BRIEF ::
Take the data below and repeat it exactly.

TASK INPUTS ::
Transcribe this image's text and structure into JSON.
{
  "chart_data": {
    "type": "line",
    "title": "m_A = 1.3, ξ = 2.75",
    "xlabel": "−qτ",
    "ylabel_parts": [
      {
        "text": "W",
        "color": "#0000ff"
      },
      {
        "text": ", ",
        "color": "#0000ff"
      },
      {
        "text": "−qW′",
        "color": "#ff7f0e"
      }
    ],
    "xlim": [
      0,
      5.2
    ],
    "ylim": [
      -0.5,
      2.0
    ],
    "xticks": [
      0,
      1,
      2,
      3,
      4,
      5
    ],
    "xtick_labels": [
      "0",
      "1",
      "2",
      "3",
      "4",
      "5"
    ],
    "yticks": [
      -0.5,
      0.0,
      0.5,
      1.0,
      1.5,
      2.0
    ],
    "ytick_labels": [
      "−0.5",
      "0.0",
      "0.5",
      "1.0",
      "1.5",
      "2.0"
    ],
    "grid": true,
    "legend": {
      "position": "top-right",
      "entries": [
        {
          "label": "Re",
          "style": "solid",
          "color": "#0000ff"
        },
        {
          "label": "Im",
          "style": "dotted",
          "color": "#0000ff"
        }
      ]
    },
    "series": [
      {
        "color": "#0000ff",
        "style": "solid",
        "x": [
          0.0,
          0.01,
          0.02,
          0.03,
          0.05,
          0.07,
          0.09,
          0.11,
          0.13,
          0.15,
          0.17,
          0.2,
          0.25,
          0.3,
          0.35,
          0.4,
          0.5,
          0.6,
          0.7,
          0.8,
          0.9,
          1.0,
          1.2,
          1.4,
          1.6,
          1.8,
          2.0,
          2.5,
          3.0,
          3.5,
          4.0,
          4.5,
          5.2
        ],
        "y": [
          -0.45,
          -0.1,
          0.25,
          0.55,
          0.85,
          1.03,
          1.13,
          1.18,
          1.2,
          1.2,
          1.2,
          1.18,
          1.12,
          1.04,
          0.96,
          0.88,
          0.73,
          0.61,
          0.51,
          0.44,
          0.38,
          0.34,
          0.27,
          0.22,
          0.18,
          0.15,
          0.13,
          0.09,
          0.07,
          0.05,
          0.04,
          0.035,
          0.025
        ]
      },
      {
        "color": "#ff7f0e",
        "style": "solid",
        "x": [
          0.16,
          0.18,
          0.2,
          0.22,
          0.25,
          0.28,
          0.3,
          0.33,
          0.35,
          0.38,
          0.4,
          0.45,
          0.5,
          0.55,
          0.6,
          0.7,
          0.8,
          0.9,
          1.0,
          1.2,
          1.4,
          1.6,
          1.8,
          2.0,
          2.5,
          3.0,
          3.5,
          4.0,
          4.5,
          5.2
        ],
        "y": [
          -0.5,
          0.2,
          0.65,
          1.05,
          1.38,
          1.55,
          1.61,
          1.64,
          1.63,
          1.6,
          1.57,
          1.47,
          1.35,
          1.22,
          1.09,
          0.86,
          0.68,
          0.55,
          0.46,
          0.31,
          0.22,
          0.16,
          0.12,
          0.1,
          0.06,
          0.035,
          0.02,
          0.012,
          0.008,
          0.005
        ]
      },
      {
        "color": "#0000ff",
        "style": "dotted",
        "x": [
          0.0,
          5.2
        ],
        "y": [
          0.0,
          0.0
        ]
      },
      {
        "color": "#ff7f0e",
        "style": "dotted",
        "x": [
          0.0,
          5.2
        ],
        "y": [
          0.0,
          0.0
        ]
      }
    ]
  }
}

TASK RESULT ::
Transcribe this image's text and structure into JSON.
{
  "chart_data": {
    "type": "line",
    "title": "m_A = 1.3, ξ = 2.75",
    "xlabel": "−qτ",
    "ylabel_parts": [
      {
        "text": "W",
        "color": "#0000ff"
      },
      {
        "text": ", ",
        "color": "#0000ff"
      },
      {
        "text": "−qW′",
        "color": "#ff7f0e"
      }
    ],
    "xlim": [
      0,
      5.2
    ],
    "ylim": [
      -0.5,
      2.0
    ],
    "xticks": [
      0,
      1,
      2,
      3,
      4,
      5
    ],
    "xtick_labels": [
      "0",
      "1",
      "2",
      "3",
      "4",
      "5"
    ],
    "yticks": [
      -0.5,
      0.0,
      0.5,
      1.0,
      1.5,
      2.0
    ],
    "ytick_labels": [
      "−0.5",
      "0.0",
      "0.5",
      "1.0",
      "1.5",
      "2.0"
    ],
    "grid": true,
    "legend": {
      "position": "top-right",
      "entries": [
        {
          "label": "Re",
          "style": "solid",
          "color": "#0000ff"
        },
        {
          "label": "Im",
          "style": "dotted",
          "color": "#0000ff"
        }
      ]
    },
    "series": [
      {
        "color": "#0000ff",
        "style": "solid",
        "x": [
          0.0,
          0.01,
          0.02,
          0.03,
          0.05,
          0.07,
          0.09,
          0.11,
          0.13,
          0.15,
          0.17,
          0.2,
          0.25,
          0.3,
          0.35,
          0.4,
          0.5,
          0.6,
          0.7,
          0.8,
          0.9,
          1.0,
          1.2,
          1.4,
          1.6,
          1.8,
          2.0,
          2.5,
          3.0,
          3.5,
          4.0,
          4.5,
          5.2
        ],
        "y": [
          -0.45,
          -0.1,
          0.25,
          0.55,
          0.85,
          1.03,
          1.13,
          1.18,
          1.2,
          1.2,
          1.2,
          1.18,
          1.12,
          1.04,
          0.96,
          0.88,
          0.73,
          0.61,
          0.51,
          0.44,
          0.38,
          0.34,
          0.27,
          0.22,
          0.18,
          0.15,
          0.13,
          0.09,
          0.07,
          0.05,
          0.04,
          0.035,
          0.025
        ]
      },
      {
        "color": "#ff7f0e",
        "style": "solid",
        "x": [
          0.16,
          0.18,
          0.2,
          0.22,
          0.25,
          0.28,
          0.3,
          0.33,
          0.35,
          0.38,
          0.4,
          0.45,
          0.5,
          0.55,
          0.6,
          0.7,
          0.8,
          0.9,
          1.0,
          1.2,
          1.4,
          1.6,
          1.8,
          2.0,
          2.5,
          3.0,
          3.5,
          4.0,
          4.5,
          5.2
        ],
        "y": [
          -0.5,
          0.2,
          0.65,
          1.05,
          1.38,
          1.55,
          1.61,
          1.64,
          1.63,
          1.6,
          1.57,
          1.47,
          1.35,
          1.22,
          1.09,
          0.86,
          0.68,
          0.55,
          0.46,
          0.31,
          0.22,
          0.16,
          0.12,
          0.1,
          0.06,
          0.035,
          0.02,
          0.012,
          0.008,
          0.005
        ]
      },
      {
        "color": "#0000ff",
        "style": "dotted",
        "x": [
          0.0,
          5.2
        ],
        "y": [
          0.0,
          0.0
        ]
      },
      {
        "color": "#ff7f0e",
        "style": "dotted",
        "x": [
          0.0,
          5.2
        ],
        "y": [
          0.0,
          0.0
        ]
      }
    ]
  }
}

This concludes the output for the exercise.